Records from a data source:
>>>
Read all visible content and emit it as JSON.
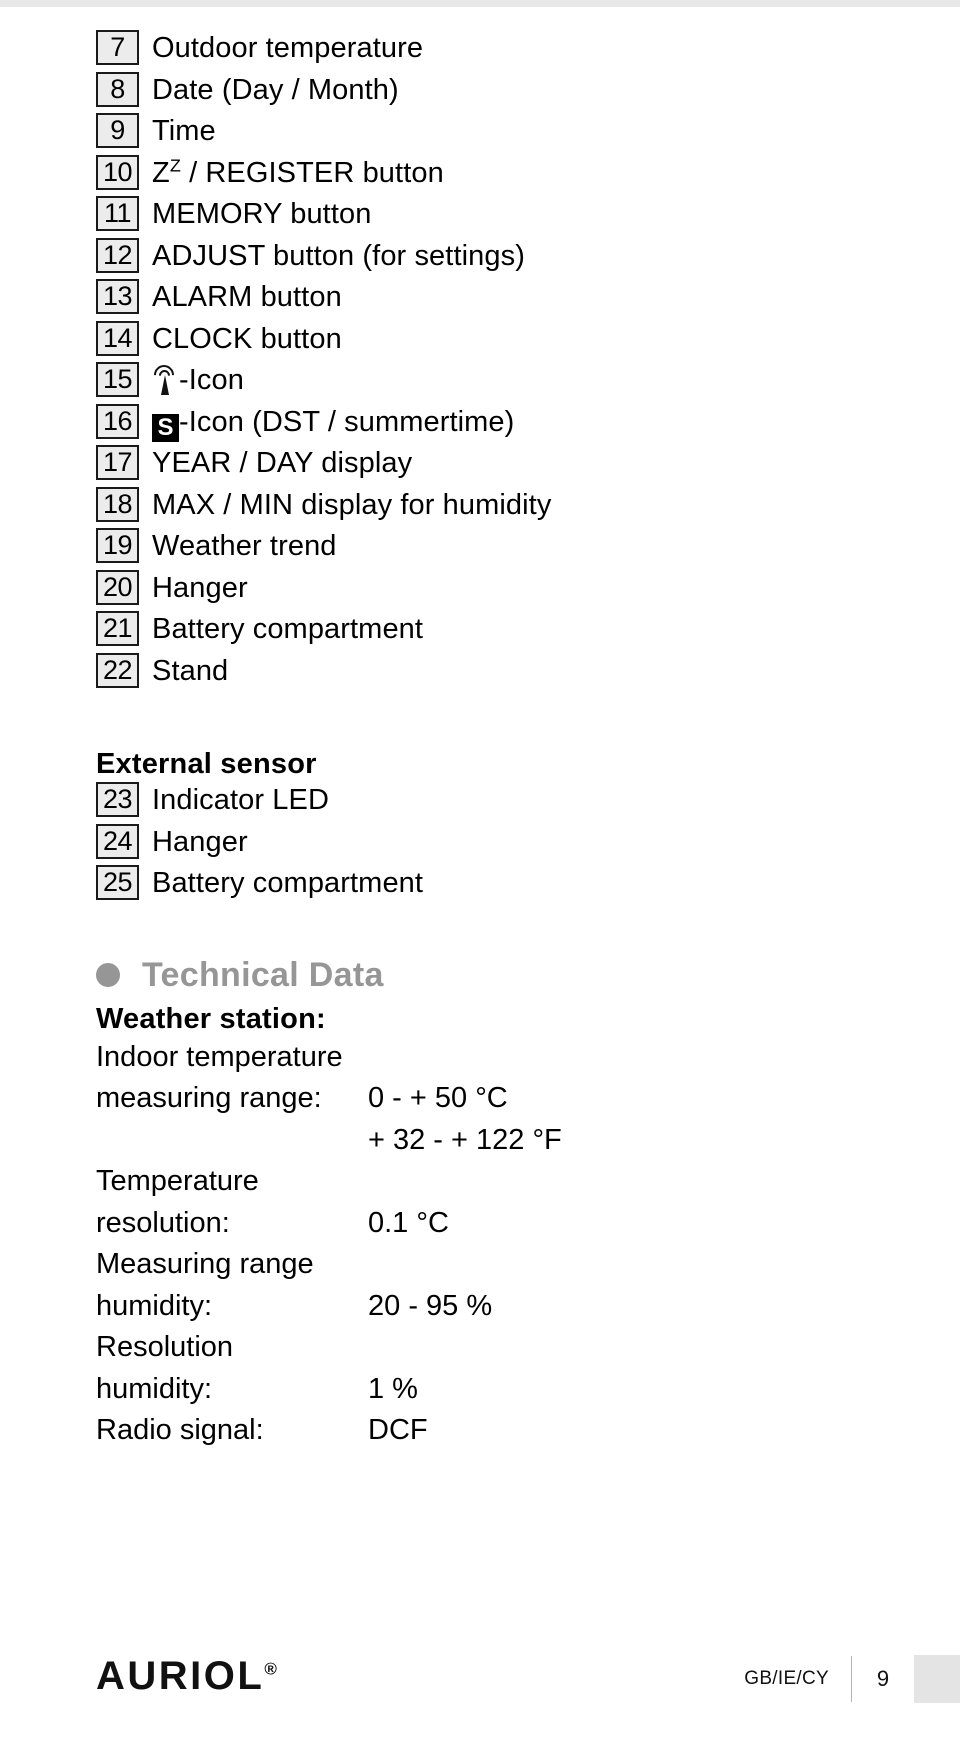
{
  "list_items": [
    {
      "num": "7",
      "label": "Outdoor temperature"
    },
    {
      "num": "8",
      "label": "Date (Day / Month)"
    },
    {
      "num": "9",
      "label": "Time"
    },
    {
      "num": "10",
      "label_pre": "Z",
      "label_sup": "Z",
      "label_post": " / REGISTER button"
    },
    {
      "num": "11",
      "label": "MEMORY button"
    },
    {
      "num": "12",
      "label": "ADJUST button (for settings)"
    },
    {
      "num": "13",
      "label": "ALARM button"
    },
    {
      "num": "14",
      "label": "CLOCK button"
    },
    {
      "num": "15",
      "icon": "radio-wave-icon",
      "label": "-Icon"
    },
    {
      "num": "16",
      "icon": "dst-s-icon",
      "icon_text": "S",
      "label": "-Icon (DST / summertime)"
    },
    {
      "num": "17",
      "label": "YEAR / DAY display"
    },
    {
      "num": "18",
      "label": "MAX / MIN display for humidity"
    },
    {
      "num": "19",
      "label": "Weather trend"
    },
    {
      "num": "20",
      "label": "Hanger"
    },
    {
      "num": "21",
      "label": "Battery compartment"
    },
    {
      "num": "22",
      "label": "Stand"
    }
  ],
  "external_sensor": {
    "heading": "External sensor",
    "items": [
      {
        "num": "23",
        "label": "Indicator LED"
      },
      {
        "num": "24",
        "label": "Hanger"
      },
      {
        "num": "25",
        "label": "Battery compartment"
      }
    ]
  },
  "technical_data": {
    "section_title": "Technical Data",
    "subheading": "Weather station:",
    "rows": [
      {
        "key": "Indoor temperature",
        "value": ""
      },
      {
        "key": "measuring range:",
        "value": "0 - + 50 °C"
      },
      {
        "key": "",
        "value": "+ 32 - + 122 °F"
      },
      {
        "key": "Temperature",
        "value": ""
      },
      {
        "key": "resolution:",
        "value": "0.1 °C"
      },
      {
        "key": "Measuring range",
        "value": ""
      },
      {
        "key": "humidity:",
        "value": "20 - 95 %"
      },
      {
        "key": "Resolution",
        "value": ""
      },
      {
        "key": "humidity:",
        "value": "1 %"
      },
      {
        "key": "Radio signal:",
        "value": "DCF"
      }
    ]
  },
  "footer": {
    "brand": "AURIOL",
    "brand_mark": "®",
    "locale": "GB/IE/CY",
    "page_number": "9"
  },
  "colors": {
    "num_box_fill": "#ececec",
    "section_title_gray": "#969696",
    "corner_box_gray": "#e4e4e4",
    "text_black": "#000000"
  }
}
<<<
>>>
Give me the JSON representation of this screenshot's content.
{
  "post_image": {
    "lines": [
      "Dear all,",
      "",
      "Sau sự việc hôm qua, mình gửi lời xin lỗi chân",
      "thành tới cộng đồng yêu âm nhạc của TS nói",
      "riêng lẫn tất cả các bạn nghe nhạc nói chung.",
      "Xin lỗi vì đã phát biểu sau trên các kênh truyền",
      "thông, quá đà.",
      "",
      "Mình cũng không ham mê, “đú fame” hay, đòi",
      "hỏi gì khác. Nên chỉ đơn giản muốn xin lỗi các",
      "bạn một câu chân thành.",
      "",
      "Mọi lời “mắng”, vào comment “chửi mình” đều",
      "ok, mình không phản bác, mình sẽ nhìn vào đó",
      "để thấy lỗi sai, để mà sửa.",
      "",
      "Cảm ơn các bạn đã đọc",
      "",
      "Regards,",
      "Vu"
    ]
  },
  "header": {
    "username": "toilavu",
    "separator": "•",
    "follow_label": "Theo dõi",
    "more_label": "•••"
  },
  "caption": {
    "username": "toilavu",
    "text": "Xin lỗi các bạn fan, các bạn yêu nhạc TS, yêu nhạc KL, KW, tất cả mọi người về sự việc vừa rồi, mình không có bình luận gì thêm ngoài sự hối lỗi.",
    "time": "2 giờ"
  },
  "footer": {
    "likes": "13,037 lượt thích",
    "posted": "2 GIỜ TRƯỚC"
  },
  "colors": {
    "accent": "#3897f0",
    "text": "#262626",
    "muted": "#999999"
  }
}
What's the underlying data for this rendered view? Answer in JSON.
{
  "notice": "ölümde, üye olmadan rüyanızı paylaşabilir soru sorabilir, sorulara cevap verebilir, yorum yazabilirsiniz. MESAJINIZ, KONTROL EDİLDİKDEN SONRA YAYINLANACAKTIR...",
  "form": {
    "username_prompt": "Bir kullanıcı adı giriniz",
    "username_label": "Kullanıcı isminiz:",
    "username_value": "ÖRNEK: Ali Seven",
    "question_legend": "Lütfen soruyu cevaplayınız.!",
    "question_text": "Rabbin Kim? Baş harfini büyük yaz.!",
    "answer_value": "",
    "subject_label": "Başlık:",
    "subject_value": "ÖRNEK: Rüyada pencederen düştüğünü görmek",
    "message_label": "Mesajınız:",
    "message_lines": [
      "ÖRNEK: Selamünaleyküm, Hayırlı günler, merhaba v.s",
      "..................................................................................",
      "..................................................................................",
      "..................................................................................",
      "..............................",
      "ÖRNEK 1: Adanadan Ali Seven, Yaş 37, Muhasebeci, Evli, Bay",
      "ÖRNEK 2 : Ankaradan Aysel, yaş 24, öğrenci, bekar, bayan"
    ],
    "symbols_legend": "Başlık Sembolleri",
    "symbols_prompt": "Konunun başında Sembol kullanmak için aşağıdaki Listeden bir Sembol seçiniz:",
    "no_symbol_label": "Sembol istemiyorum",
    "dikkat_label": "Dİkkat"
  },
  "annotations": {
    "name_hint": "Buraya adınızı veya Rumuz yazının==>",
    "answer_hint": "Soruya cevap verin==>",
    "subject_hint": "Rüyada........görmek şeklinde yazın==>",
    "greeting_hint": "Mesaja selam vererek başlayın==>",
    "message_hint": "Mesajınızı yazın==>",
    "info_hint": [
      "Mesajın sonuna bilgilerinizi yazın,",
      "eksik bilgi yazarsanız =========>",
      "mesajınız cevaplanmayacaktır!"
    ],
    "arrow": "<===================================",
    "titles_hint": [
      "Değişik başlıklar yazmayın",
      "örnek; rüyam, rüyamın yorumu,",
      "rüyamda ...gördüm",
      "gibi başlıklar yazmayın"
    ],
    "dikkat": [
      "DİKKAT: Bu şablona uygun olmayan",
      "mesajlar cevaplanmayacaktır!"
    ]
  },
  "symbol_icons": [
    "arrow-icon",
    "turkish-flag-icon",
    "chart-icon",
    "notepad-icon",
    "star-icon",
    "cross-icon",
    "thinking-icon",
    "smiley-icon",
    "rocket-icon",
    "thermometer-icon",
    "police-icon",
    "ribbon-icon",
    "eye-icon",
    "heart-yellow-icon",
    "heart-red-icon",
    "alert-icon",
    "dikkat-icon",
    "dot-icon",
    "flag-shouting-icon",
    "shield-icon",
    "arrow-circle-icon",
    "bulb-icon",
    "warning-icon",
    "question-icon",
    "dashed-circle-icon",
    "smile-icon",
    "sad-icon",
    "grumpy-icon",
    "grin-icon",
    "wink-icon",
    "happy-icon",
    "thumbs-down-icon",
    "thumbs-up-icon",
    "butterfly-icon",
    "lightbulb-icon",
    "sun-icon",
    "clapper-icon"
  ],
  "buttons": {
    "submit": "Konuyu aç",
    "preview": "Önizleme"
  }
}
<<<
WRITTEN INSTRUCTION - Copy all the lines above that hold the string "không".

SOLVED PROBLEM -
      "Mình cũng không ham mê, “đú fame” hay, đòi",
      "ok, mình không phản bác, mình sẽ nhìn vào đó",
    "text": "Xin lỗi các bạn fan, các bạn yêu nhạc TS, yêu nhạc KL, KW, tất cả mọi người về sự việc vừa rồi, mình không có bình luận gì thêm ngoài sự hối lỗi.",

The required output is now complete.